Labeled box records
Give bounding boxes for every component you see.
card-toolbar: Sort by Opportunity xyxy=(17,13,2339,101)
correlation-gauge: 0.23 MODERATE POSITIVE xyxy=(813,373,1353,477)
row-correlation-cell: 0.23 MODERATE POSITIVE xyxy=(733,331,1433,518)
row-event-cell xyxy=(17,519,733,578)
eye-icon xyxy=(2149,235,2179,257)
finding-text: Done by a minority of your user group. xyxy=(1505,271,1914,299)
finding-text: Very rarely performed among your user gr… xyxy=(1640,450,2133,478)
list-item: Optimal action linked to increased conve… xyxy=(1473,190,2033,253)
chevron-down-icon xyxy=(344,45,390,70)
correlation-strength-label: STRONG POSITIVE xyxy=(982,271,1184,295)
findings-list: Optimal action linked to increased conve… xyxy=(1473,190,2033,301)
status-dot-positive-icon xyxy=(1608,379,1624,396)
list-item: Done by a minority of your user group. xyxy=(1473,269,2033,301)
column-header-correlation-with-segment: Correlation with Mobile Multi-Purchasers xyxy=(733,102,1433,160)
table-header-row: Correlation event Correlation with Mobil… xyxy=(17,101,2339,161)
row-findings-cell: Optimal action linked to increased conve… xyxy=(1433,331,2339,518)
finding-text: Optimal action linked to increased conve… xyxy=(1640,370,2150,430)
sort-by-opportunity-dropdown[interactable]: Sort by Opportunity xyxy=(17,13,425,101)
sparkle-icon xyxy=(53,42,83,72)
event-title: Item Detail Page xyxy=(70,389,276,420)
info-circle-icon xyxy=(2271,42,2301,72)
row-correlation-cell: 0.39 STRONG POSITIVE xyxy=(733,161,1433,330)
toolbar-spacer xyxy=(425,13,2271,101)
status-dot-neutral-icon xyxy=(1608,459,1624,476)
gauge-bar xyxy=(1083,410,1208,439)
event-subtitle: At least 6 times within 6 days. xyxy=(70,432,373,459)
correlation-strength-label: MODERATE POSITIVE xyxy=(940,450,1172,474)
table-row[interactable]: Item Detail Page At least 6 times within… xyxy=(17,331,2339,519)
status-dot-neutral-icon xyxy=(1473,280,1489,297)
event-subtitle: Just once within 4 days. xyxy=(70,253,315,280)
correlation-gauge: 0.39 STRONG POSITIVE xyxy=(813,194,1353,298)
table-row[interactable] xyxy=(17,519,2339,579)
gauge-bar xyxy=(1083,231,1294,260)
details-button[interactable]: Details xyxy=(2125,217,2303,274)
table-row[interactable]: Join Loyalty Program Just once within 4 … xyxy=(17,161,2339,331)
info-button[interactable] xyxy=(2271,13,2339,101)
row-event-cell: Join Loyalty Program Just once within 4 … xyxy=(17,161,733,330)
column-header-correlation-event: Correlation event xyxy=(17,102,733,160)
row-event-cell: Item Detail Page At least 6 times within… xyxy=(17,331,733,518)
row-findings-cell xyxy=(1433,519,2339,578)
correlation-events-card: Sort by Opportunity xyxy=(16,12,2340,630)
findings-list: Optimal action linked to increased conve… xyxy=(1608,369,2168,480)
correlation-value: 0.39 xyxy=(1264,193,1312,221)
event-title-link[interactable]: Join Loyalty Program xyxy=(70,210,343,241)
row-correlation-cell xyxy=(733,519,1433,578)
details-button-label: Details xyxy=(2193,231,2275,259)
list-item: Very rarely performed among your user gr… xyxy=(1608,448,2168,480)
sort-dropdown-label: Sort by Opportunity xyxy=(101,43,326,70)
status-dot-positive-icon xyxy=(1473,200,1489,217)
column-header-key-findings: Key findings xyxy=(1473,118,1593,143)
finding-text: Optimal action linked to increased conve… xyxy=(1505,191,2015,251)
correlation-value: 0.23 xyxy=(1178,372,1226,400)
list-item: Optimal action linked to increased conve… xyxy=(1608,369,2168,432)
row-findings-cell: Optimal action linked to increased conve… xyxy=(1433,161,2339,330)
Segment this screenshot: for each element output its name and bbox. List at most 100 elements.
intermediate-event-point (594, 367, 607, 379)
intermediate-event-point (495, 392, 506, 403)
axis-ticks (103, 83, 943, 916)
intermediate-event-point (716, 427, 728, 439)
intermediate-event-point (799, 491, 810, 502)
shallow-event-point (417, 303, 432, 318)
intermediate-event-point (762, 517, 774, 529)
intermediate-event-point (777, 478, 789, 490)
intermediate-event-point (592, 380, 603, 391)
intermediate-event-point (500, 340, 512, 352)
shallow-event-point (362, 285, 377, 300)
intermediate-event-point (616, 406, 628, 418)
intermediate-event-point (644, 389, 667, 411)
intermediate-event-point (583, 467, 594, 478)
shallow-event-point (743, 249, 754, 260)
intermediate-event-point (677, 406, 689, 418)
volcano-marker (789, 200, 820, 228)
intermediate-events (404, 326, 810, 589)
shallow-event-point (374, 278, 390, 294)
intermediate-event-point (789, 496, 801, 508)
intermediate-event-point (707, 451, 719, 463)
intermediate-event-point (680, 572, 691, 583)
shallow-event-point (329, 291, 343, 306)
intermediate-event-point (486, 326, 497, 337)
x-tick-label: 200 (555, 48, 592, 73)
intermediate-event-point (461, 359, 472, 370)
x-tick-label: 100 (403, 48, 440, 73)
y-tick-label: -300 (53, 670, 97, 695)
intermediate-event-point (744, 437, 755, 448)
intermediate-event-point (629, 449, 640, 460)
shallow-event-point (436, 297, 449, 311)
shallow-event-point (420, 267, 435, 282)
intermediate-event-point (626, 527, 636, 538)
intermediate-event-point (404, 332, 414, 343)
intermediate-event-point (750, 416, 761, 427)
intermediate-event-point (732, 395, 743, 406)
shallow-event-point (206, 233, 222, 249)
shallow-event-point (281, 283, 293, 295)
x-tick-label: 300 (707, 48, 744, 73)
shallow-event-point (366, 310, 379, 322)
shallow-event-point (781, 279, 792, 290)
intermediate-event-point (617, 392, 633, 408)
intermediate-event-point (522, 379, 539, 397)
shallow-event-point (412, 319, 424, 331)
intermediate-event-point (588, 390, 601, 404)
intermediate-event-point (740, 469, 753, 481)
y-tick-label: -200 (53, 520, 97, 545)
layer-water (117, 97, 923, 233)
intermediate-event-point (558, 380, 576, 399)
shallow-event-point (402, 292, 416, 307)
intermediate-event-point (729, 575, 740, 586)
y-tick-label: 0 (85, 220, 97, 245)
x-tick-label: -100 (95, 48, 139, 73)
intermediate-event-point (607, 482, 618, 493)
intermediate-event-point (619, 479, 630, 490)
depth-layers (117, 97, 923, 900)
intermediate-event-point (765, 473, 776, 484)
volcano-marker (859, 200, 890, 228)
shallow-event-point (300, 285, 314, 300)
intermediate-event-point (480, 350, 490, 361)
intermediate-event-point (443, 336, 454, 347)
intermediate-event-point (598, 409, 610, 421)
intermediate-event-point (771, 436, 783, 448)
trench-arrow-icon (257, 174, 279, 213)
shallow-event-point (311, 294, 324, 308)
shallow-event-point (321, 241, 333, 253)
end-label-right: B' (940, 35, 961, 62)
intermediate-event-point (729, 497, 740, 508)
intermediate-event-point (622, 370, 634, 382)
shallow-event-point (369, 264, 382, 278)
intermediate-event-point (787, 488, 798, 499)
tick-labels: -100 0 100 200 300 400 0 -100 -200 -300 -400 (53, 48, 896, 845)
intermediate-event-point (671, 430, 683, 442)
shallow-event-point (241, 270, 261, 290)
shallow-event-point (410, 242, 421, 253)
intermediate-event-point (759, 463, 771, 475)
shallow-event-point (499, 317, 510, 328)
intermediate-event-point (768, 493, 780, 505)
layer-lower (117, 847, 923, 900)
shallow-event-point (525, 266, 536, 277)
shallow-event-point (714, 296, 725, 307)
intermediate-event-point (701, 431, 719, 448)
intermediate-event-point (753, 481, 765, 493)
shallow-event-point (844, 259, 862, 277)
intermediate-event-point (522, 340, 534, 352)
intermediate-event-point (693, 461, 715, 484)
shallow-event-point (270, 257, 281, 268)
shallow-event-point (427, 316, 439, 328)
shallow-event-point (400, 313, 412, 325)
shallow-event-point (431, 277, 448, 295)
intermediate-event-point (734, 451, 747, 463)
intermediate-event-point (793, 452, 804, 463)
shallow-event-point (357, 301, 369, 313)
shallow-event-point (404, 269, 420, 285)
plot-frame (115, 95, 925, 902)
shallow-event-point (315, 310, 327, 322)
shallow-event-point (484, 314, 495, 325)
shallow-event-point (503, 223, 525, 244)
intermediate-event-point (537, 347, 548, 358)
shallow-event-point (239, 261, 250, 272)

SHORT PROBLEM -> Please rewrite the material as a numbered list, beginning at its first line and stopping after the line that contains "column-header-correlation-with-segment: Correlation with". Leave out any blank lines.

ANSWER ->
1. Give bounding boxes for every component you see.
2. card-toolbar: Sort by Opportunity xyxy=(17,13,2339,101)
3. correlation-gauge: 0.23 MODERATE POSITIVE xyxy=(813,373,1353,477)
4. row-correlation-cell: 0.23 MODERATE POSITIVE xyxy=(733,331,1433,518)
5. row-event-cell xyxy=(17,519,733,578)
6. eye-icon xyxy=(2149,235,2179,257)
7. finding-text: Done by a minority of your user group. xyxy=(1505,271,1914,299)
8. finding-text: Very rarely performed among your user gr… xyxy=(1640,450,2133,478)
9. list-item: Optimal action linked to increased conve… xyxy=(1473,190,2033,253)
10. chevron-down-icon xyxy=(344,45,390,70)
11. correlation-strength-label: STRONG POSITIVE xyxy=(982,271,1184,295)
12. findings-list: Optimal action linked to increased conve… xyxy=(1473,190,2033,301)
13. status-dot-positive-icon xyxy=(1608,379,1624,396)
14. list-item: Done by a minority of your user group. xyxy=(1473,269,2033,301)
15. column-header-correlation-with-segment: Correlation with Mobile Multi-Purchasers xyxy=(733,102,1433,160)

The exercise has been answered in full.